Prompt: Return all entries word for word, but drop any images.

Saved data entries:
--
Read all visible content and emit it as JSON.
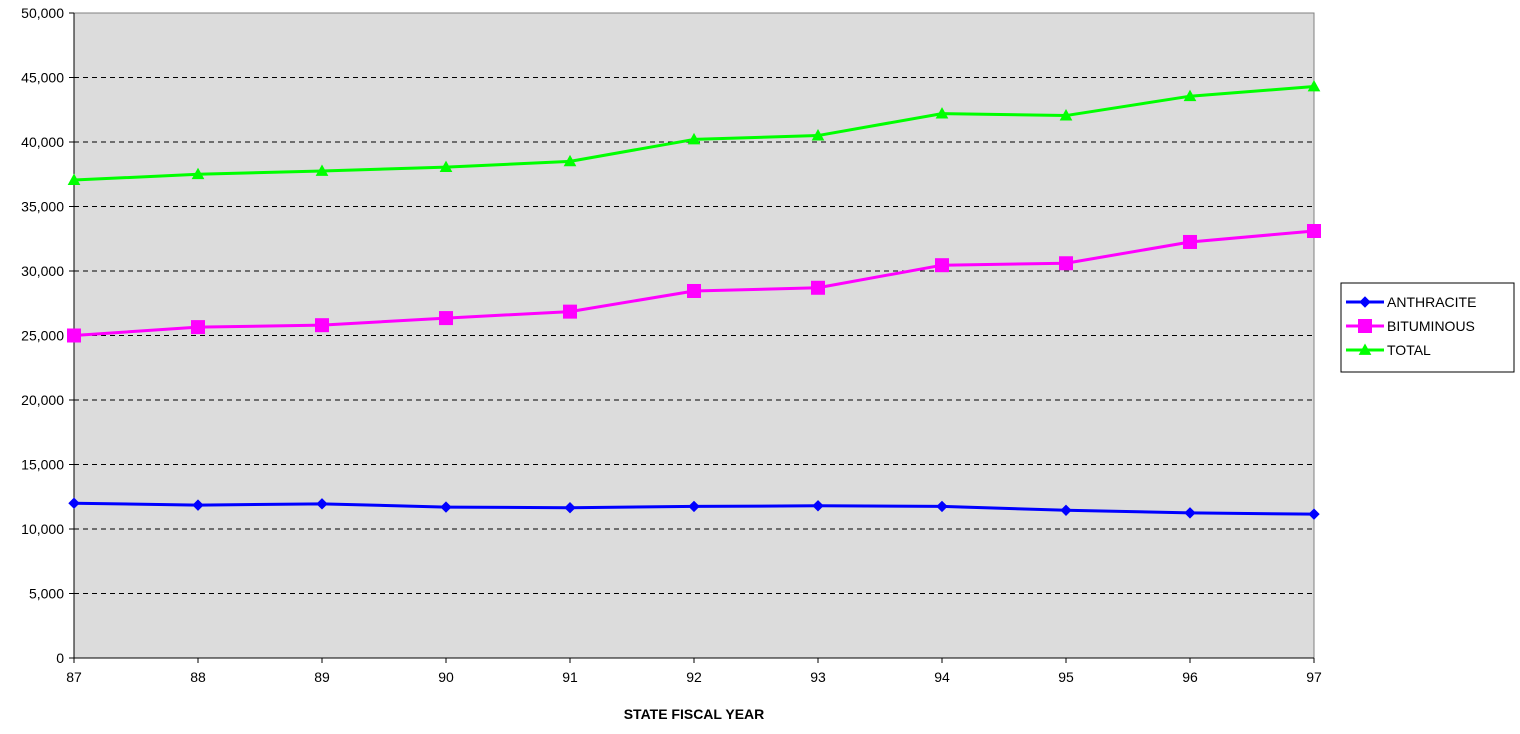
{
  "chart_data": {
    "type": "line",
    "title": "",
    "xlabel": "STATE FISCAL YEAR",
    "ylabel": "",
    "categories": [
      "87",
      "88",
      "89",
      "90",
      "91",
      "92",
      "93",
      "94",
      "95",
      "96",
      "97"
    ],
    "ylim": [
      0,
      50000
    ],
    "ytick_step": 5000,
    "ytick_labels": [
      "0",
      "5,000",
      "10,000",
      "15,000",
      "20,000",
      "25,000",
      "30,000",
      "35,000",
      "40,000",
      "45,000",
      "50,000"
    ],
    "grid": "horizontal dashed",
    "legend_position": "right",
    "plot_background": "#dcdcdc",
    "series": [
      {
        "name": "ANTHRACITE",
        "color": "#0000ff",
        "marker": "diamond",
        "values": [
          12000,
          11850,
          11950,
          11700,
          11650,
          11750,
          11800,
          11750,
          11450,
          11250,
          11150
        ]
      },
      {
        "name": "BITUMINOUS",
        "color": "#ff00ff",
        "marker": "square",
        "values": [
          25000,
          25650,
          25800,
          26350,
          26850,
          28450,
          28700,
          30450,
          30600,
          32250,
          33100
        ]
      },
      {
        "name": "TOTAL",
        "color": "#00ff00",
        "marker": "triangle",
        "values": [
          37050,
          37500,
          37750,
          38050,
          38500,
          40200,
          40500,
          42200,
          42050,
          43550,
          44300
        ]
      }
    ]
  }
}
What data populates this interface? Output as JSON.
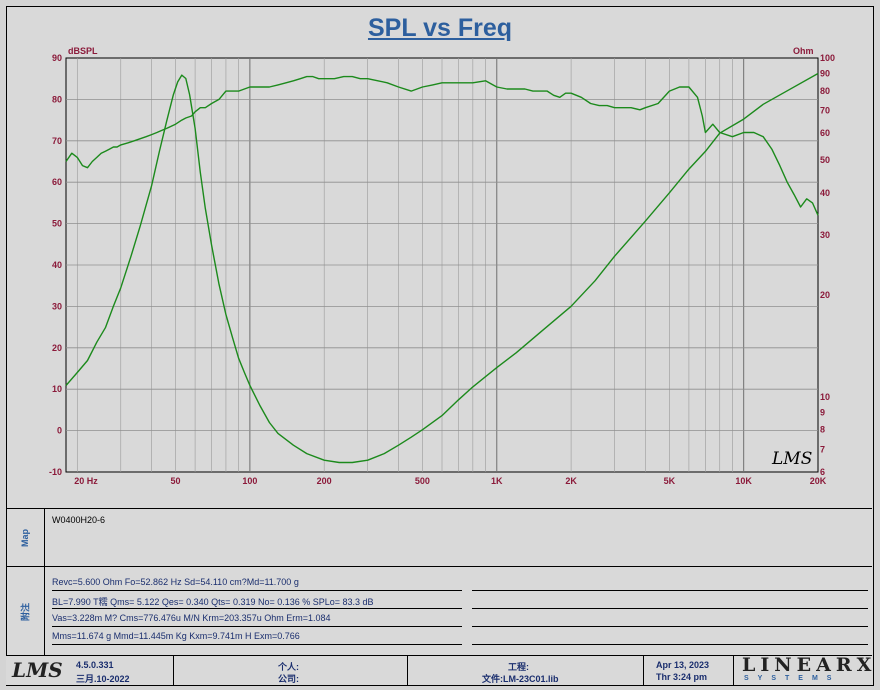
{
  "title": "SPL vs Freq",
  "chart_data": {
    "type": "line",
    "title": "SPL vs Freq",
    "xscale": "log",
    "xlim": [
      18,
      20000
    ],
    "x_ticks": [
      20,
      50,
      100,
      200,
      500,
      1000,
      2000,
      5000,
      10000,
      20000
    ],
    "x_tick_labels": [
      "20 Hz",
      "50",
      "100",
      "200",
      "500",
      "1K",
      "2K",
      "5K",
      "10K",
      "20K"
    ],
    "left_axis": {
      "label": "dBSPL",
      "ylim": [
        -10,
        90
      ],
      "ticks": [
        90,
        80,
        70,
        60,
        50,
        40,
        30,
        20,
        10,
        0,
        -10
      ]
    },
    "right_axis": {
      "label": "Ohm",
      "scale": "log",
      "ylim": [
        6,
        100
      ],
      "ticks": [
        100,
        90,
        80,
        70,
        60,
        50,
        40,
        30,
        20,
        10,
        9,
        8,
        7,
        6
      ]
    },
    "grid": true,
    "series": [
      {
        "axis": "left",
        "color": "#1c8a1c",
        "x": [
          18,
          19,
          20,
          21,
          22,
          23,
          24,
          25,
          26,
          27,
          28,
          29,
          30,
          32,
          34,
          36,
          38,
          40,
          42,
          44,
          46,
          48,
          50,
          53,
          55,
          58,
          60,
          63,
          66,
          70,
          75,
          80,
          85,
          90,
          95,
          100,
          110,
          120,
          130,
          140,
          150,
          160,
          170,
          180,
          190,
          200,
          220,
          240,
          260,
          280,
          300,
          330,
          360,
          400,
          450,
          500,
          550,
          600,
          650,
          700,
          800,
          900,
          1000,
          1100,
          1200,
          1300,
          1400,
          1500,
          1600,
          1700,
          1800,
          1900,
          2000,
          2200,
          2400,
          2600,
          2800,
          3000,
          3200,
          3500,
          3800,
          4000,
          4500,
          5000,
          5500,
          6000,
          6500,
          6800,
          7000,
          7500,
          8000,
          9000,
          10000,
          11000,
          12000,
          13000,
          14000,
          15000,
          16000,
          17000,
          18000,
          19000,
          20000
        ],
        "y": [
          65,
          67,
          66,
          64,
          63.5,
          65,
          66,
          67,
          67.5,
          68,
          68.5,
          68.5,
          69,
          69.5,
          70,
          70.5,
          71,
          71.5,
          72,
          72.5,
          73,
          73.5,
          74,
          75,
          75.5,
          76,
          77,
          78,
          78,
          79,
          80,
          82,
          82,
          82,
          82.5,
          83,
          83,
          83,
          83.5,
          84,
          84.5,
          85,
          85.5,
          85.5,
          85,
          85,
          85,
          85.5,
          85.5,
          85,
          85,
          84.5,
          84,
          83,
          82,
          83,
          83.5,
          84,
          84,
          84,
          84,
          84.5,
          83,
          82.5,
          82.5,
          82.5,
          82,
          82,
          82,
          81,
          80.5,
          81.5,
          81.5,
          80.5,
          79,
          78.5,
          78.5,
          78,
          78,
          78,
          77.5,
          78,
          79,
          82,
          83,
          83,
          80.5,
          76,
          72,
          74,
          72,
          71,
          72,
          72,
          71,
          68,
          64,
          60,
          57,
          54,
          56,
          55,
          52
        ]
      },
      {
        "axis": "right",
        "color": "#1c8a1c",
        "x": [
          18,
          20,
          22,
          24,
          26,
          28,
          30,
          33,
          36,
          40,
          43,
          46,
          49,
          51,
          53,
          55,
          57,
          60,
          63,
          66,
          70,
          75,
          80,
          85,
          90,
          95,
          100,
          110,
          120,
          130,
          150,
          170,
          200,
          230,
          260,
          300,
          350,
          400,
          450,
          500,
          600,
          700,
          800,
          1000,
          1200,
          1500,
          2000,
          2500,
          3000,
          4000,
          5000,
          6000,
          7000,
          8000,
          10000,
          12000,
          15000,
          20000
        ],
        "y": [
          10.8,
          11.8,
          12.8,
          14.5,
          16,
          18.5,
          21,
          26,
          32,
          42,
          53,
          65,
          78,
          85,
          89,
          87,
          78,
          62,
          46,
          36,
          28,
          21.5,
          17.5,
          15,
          13,
          11.8,
          10.8,
          9.4,
          8.4,
          7.8,
          7.2,
          6.8,
          6.5,
          6.4,
          6.4,
          6.5,
          6.8,
          7.2,
          7.6,
          8,
          8.8,
          9.8,
          10.7,
          12.2,
          13.5,
          15.5,
          18.5,
          22,
          26,
          33,
          40,
          47,
          53,
          60,
          66,
          73,
          80,
          90
        ]
      }
    ]
  },
  "labels": {
    "map": "Map",
    "notes": "附注"
  },
  "map_value": "W0400H20-6",
  "params": [
    "Revc=5.600 Ohm  Fo=52.862 Hz  Sd=54.110 cm?Md=11.700 g",
    "BL=7.990 T糯  Qms= 5.122  Qes= 0.340  Qts= 0.319  No= 0.136 %  SPLo= 83.3 dB",
    "Vas=3.228m M? Cms=776.476u M/N  Krm=203.357u Ohm  Erm=1.084",
    "Mms=11.674 g  Mmd=11.445m Kg  Kxm=9.741m H  Exm=0.766"
  ],
  "footer": {
    "logo_left": "LMS",
    "version": "4.5.0.331",
    "version_date": "三月.10-2022",
    "person_label": "个人:",
    "company_label": "公司:",
    "project_label": "工程:",
    "file_label": "文件:LM-23C01.lib",
    "date": "Apr 13, 2023",
    "time": "Thr  3:24 pm",
    "brand": "LINEARX",
    "brand_sub": "SYSTEMS"
  },
  "watermark": "LMS"
}
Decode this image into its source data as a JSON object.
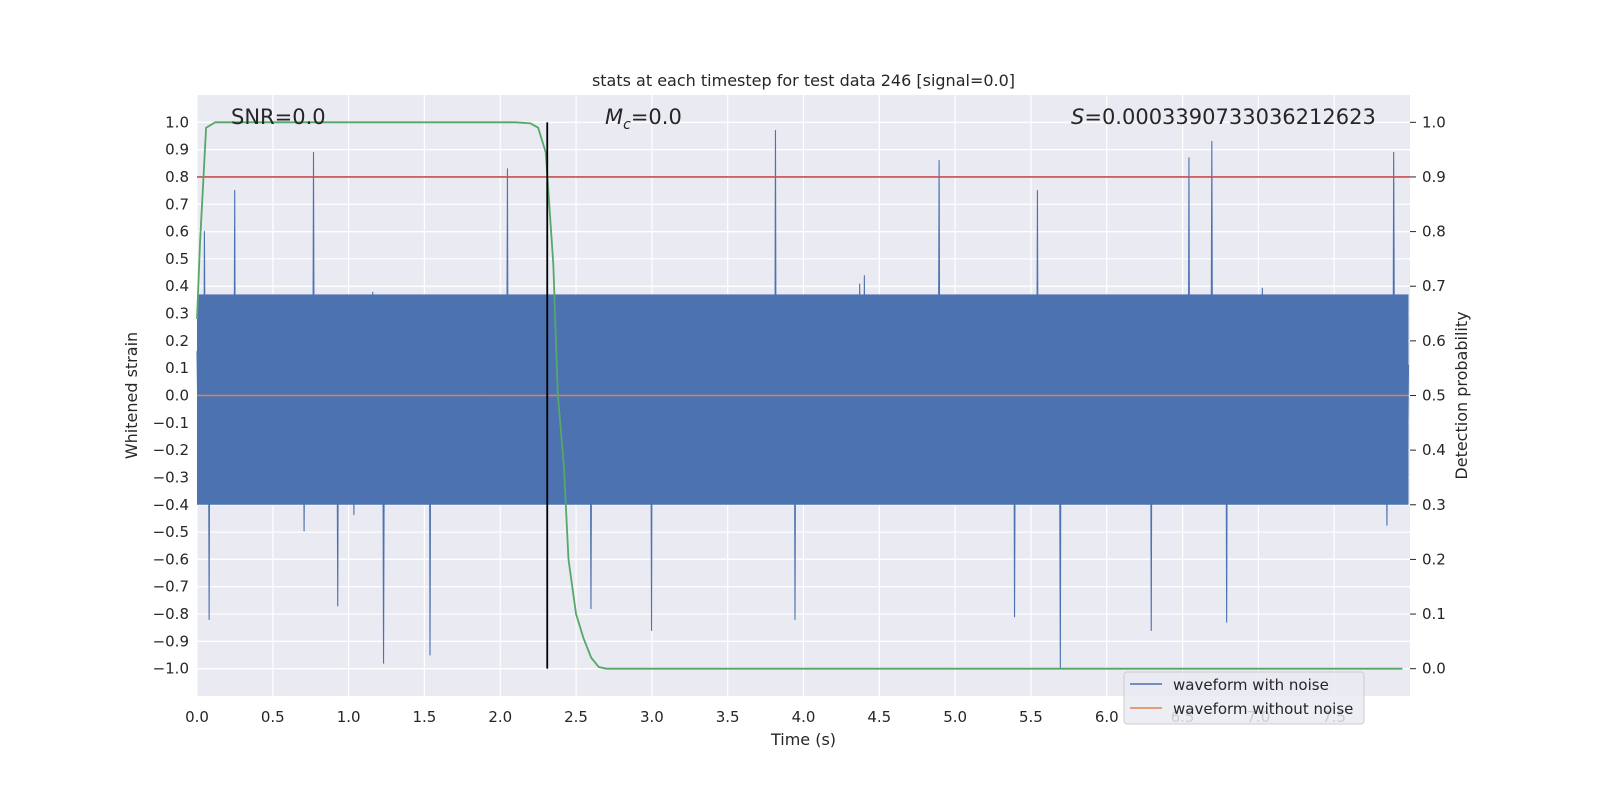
--
Correct result:
Read all visible content and emit it as JSON.
{
  "chart_data": {
    "type": "line",
    "title": "",
    "xlabel": "STATE FISCAL YEAR",
    "ylabel": "",
    "categories": [
      "87",
      "88",
      "89",
      "90",
      "91",
      "92",
      "93",
      "94",
      "95",
      "96",
      "97"
    ],
    "ylim": [
      0,
      50000
    ],
    "ytick_step": 5000,
    "ytick_labels": [
      "0",
      "5,000",
      "10,000",
      "15,000",
      "20,000",
      "25,000",
      "30,000",
      "35,000",
      "40,000",
      "45,000",
      "50,000"
    ],
    "grid": "horizontal dashed",
    "legend_position": "right",
    "plot_background": "#dcdcdc",
    "series": [
      {
        "name": "ANTHRACITE",
        "color": "#0000ff",
        "marker": "diamond",
        "values": [
          12000,
          11850,
          11950,
          11700,
          11650,
          11750,
          11800,
          11750,
          11450,
          11250,
          11150
        ]
      },
      {
        "name": "BITUMINOUS",
        "color": "#ff00ff",
        "marker": "square",
        "values": [
          25000,
          25650,
          25800,
          26350,
          26850,
          28450,
          28700,
          30450,
          30600,
          32250,
          33100
        ]
      },
      {
        "name": "TOTAL",
        "color": "#00ff00",
        "marker": "triangle",
        "values": [
          37050,
          37500,
          37750,
          38050,
          38500,
          40200,
          40500,
          42200,
          42050,
          43550,
          44300
        ]
      }
    ]
  }
}
What data populates this interface? Output as JSON.
{
  "title": "SPL vs Freq",
  "chart_data": {
    "type": "line",
    "title": "SPL vs Freq",
    "xscale": "log",
    "xlim": [
      18,
      20000
    ],
    "x_ticks": [
      20,
      50,
      100,
      200,
      500,
      1000,
      2000,
      5000,
      10000,
      20000
    ],
    "x_tick_labels": [
      "20 Hz",
      "50",
      "100",
      "200",
      "500",
      "1K",
      "2K",
      "5K",
      "10K",
      "20K"
    ],
    "left_axis": {
      "label": "dBSPL",
      "ylim": [
        -10,
        90
      ],
      "ticks": [
        90,
        80,
        70,
        60,
        50,
        40,
        30,
        20,
        10,
        0,
        -10
      ]
    },
    "right_axis": {
      "label": "Ohm",
      "scale": "log",
      "ylim": [
        6,
        100
      ],
      "ticks": [
        100,
        90,
        80,
        70,
        60,
        50,
        40,
        30,
        20,
        10,
        9,
        8,
        7,
        6
      ]
    },
    "grid": true,
    "series": [
      {
        "axis": "left",
        "color": "#1c8a1c",
        "x": [
          18,
          19,
          20,
          21,
          22,
          23,
          24,
          25,
          26,
          27,
          28,
          29,
          30,
          32,
          34,
          36,
          38,
          40,
          42,
          44,
          46,
          48,
          50,
          53,
          55,
          58,
          60,
          63,
          66,
          70,
          75,
          80,
          85,
          90,
          95,
          100,
          110,
          120,
          130,
          140,
          150,
          160,
          170,
          180,
          190,
          200,
          220,
          240,
          260,
          280,
          300,
          330,
          360,
          400,
          450,
          500,
          550,
          600,
          650,
          700,
          800,
          900,
          1000,
          1100,
          1200,
          1300,
          1400,
          1500,
          1600,
          1700,
          1800,
          1900,
          2000,
          2200,
          2400,
          2600,
          2800,
          3000,
          3200,
          3500,
          3800,
          4000,
          4500,
          5000,
          5500,
          6000,
          6500,
          6800,
          7000,
          7500,
          8000,
          9000,
          10000,
          11000,
          12000,
          13000,
          14000,
          15000,
          16000,
          17000,
          18000,
          19000,
          20000
        ],
        "y": [
          65,
          67,
          66,
          64,
          63.5,
          65,
          66,
          67,
          67.5,
          68,
          68.5,
          68.5,
          69,
          69.5,
          70,
          70.5,
          71,
          71.5,
          72,
          72.5,
          73,
          73.5,
          74,
          75,
          75.5,
          76,
          77,
          78,
          78,
          79,
          80,
          82,
          82,
          82,
          82.5,
          83,
          83,
          83,
          83.5,
          84,
          84.5,
          85,
          85.5,
          85.5,
          85,
          85,
          85,
          85.5,
          85.5,
          85,
          85,
          84.5,
          84,
          83,
          82,
          83,
          83.5,
          84,
          84,
          84,
          84,
          84.5,
          83,
          82.5,
          82.5,
          82.5,
          82,
          82,
          82,
          81,
          80.5,
          81.5,
          81.5,
          80.5,
          79,
          78.5,
          78.5,
          78,
          78,
          78,
          77.5,
          78,
          79,
          82,
          83,
          83,
          80.5,
          76,
          72,
          74,
          72,
          71,
          72,
          72,
          71,
          68,
          64,
          60,
          57,
          54,
          56,
          55,
          52
        ]
      },
      {
        "axis": "right",
        "color": "#1c8a1c",
        "x": [
          18,
          20,
          22,
          24,
          26,
          28,
          30,
          33,
          36,
          40,
          43,
          46,
          49,
          51,
          53,
          55,
          57,
          60,
          63,
          66,
          70,
          75,
          80,
          85,
          90,
          95,
          100,
          110,
          120,
          130,
          150,
          170,
          200,
          230,
          260,
          300,
          350,
          400,
          450,
          500,
          600,
          700,
          800,
          1000,
          1200,
          1500,
          2000,
          2500,
          3000,
          4000,
          5000,
          6000,
          7000,
          8000,
          10000,
          12000,
          15000,
          20000
        ],
        "y": [
          10.8,
          11.8,
          12.8,
          14.5,
          16,
          18.5,
          21,
          26,
          32,
          42,
          53,
          65,
          78,
          85,
          89,
          87,
          78,
          62,
          46,
          36,
          28,
          21.5,
          17.5,
          15,
          13,
          11.8,
          10.8,
          9.4,
          8.4,
          7.8,
          7.2,
          6.8,
          6.5,
          6.4,
          6.4,
          6.5,
          6.8,
          7.2,
          7.6,
          8,
          8.8,
          9.8,
          10.7,
          12.2,
          13.5,
          15.5,
          18.5,
          22,
          26,
          33,
          40,
          47,
          53,
          60,
          66,
          73,
          80,
          90
        ]
      }
    ]
  },
  "labels": {
    "map": "Map",
    "notes": "附注"
  },
  "map_value": "W0400H20-6",
  "params": [
    "Revc=5.600 Ohm  Fo=52.862 Hz  Sd=54.110 cm?Md=11.700 g",
    "BL=7.990 T糯  Qms= 5.122  Qes= 0.340  Qts= 0.319  No= 0.136 %  SPLo= 83.3 dB",
    "Vas=3.228m M? Cms=776.476u M/N  Krm=203.357u Ohm  Erm=1.084",
    "Mms=11.674 g  Mmd=11.445m Kg  Kxm=9.741m H  Exm=0.766"
  ],
  "footer": {
    "logo_left": "LMS",
    "version": "4.5.0.331",
    "version_date": "三月.10-2022",
    "person_label": "个人:",
    "company_label": "公司:",
    "project_label": "工程:",
    "file_label": "文件:LM-23C01.lib",
    "date": "Apr 13, 2023",
    "time": "Thr  3:24 pm",
    "brand": "LINEARX",
    "brand_sub": "SYSTEMS"
  },
  "watermark": "LMS"
}
Decode this image into its source data as a JSON object.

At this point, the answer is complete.